Dataset items:
╔══
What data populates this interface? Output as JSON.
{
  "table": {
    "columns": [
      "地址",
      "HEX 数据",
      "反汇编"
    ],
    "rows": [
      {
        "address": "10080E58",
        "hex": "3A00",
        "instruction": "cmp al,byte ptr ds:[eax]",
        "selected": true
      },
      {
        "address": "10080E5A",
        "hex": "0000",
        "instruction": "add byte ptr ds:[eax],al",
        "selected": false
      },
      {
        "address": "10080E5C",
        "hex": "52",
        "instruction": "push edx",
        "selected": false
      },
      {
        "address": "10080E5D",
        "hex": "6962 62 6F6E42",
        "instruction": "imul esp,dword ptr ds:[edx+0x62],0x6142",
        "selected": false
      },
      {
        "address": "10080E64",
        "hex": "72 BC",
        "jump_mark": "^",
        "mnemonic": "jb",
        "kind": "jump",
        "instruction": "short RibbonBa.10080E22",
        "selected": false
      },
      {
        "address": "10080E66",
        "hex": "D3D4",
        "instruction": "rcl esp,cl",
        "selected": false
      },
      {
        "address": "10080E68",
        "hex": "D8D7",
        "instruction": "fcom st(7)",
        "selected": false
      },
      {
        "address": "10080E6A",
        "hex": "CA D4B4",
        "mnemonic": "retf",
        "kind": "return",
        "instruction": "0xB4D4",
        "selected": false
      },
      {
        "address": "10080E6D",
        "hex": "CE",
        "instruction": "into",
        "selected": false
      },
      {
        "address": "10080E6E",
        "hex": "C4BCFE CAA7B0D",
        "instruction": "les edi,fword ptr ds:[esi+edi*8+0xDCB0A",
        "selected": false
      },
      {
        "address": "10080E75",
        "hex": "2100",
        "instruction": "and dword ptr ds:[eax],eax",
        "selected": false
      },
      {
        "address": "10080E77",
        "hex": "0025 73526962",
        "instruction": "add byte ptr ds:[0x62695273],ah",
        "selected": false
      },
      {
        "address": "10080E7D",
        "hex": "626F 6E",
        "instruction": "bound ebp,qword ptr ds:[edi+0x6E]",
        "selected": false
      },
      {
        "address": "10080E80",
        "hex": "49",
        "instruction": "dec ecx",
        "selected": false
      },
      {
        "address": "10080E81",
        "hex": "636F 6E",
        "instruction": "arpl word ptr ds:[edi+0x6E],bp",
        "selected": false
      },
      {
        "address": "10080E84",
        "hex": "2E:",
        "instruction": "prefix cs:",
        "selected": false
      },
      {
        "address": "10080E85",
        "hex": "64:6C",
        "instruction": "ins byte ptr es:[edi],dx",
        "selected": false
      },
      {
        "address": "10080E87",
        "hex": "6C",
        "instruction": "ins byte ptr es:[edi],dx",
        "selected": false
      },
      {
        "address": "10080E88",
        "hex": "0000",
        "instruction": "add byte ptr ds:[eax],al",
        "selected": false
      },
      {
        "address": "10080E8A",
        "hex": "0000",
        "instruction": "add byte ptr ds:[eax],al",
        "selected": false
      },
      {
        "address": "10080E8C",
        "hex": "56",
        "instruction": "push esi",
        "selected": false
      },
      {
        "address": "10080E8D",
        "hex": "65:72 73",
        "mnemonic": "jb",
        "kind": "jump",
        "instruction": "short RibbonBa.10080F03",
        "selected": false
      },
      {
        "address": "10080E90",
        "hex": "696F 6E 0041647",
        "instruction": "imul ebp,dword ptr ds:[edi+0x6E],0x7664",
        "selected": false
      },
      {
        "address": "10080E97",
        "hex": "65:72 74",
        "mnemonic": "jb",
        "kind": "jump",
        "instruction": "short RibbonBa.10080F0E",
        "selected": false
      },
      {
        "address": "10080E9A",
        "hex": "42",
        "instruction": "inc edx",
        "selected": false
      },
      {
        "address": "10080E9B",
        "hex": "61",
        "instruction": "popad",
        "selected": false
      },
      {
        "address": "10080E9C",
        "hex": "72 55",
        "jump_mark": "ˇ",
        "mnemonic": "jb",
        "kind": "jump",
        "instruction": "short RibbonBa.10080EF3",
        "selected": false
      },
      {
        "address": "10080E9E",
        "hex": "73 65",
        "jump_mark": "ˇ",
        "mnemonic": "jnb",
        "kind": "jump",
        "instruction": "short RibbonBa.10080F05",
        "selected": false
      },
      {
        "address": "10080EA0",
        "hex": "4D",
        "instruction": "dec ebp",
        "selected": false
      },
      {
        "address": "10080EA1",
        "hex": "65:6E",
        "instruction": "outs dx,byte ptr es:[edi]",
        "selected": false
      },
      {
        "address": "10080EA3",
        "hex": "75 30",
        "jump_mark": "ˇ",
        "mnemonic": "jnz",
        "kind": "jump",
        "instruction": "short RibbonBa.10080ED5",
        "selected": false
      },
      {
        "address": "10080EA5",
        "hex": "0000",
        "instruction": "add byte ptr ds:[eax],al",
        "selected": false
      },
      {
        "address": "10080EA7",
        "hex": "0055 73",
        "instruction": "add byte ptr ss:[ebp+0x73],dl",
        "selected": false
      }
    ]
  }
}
╚══
╔══
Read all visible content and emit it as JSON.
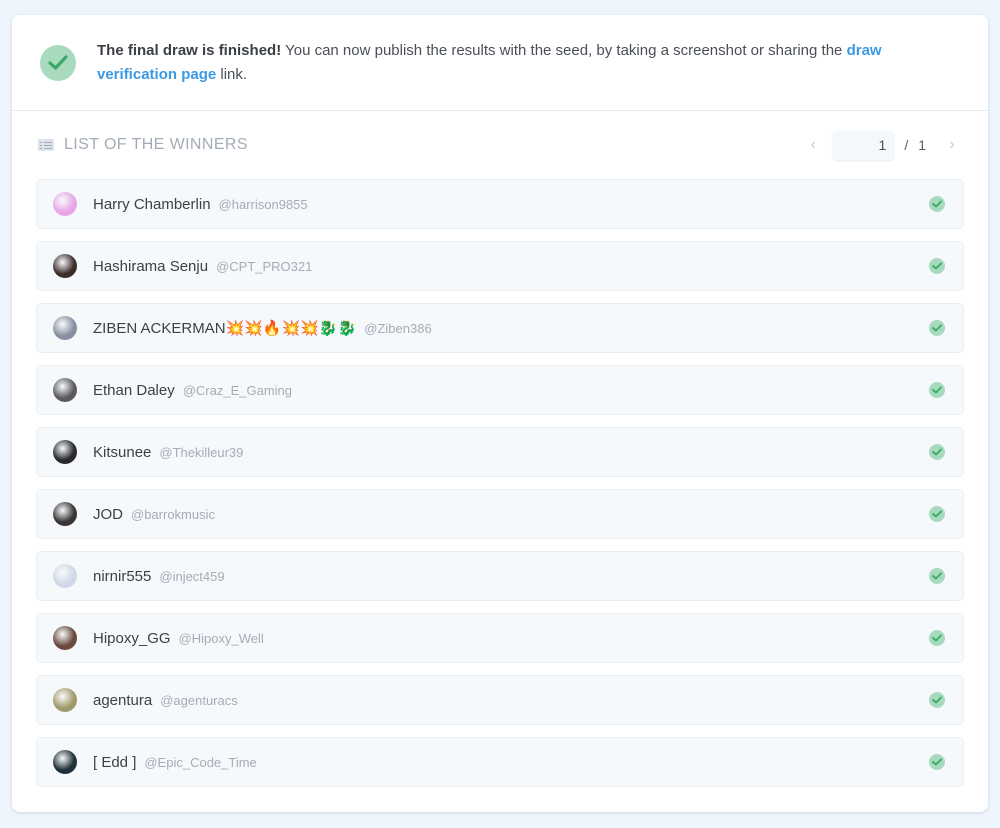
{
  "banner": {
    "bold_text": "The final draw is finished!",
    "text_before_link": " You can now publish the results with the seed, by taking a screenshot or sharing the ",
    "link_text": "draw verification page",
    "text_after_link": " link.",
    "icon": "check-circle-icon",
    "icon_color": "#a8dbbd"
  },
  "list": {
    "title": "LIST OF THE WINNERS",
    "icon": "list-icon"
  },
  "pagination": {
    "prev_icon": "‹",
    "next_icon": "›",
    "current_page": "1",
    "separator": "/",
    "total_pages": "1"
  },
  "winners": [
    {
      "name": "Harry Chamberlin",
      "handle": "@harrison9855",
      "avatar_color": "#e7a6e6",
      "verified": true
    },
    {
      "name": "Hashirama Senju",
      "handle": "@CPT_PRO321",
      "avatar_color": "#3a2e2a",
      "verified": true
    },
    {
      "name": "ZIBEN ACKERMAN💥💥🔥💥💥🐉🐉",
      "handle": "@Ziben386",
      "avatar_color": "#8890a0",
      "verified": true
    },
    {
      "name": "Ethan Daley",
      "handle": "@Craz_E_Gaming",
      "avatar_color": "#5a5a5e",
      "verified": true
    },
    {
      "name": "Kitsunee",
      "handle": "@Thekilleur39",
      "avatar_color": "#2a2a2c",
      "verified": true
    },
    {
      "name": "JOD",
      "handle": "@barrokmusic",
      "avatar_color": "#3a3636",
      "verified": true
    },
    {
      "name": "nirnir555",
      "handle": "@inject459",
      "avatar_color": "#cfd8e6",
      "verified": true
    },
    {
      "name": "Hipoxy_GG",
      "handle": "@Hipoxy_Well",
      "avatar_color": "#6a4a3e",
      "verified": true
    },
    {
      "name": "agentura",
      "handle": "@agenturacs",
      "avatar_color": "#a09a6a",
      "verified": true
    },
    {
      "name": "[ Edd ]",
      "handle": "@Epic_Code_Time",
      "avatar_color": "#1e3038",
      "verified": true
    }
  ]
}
╚══
Required task:
Filter the entries down to the lines with the word "handle" in them.

Reply to the task:
      "handle": "@harrison9855",
      "handle": "@CPT_PRO321",
      "handle": "@Ziben386",
      "handle": "@Craz_E_Gaming",
      "handle": "@Thekilleur39",
      "handle": "@barrokmusic",
      "handle": "@inject459",
      "handle": "@Hipoxy_Well",
      "handle": "@agenturacs",
      "handle": "@Epic_Code_Time",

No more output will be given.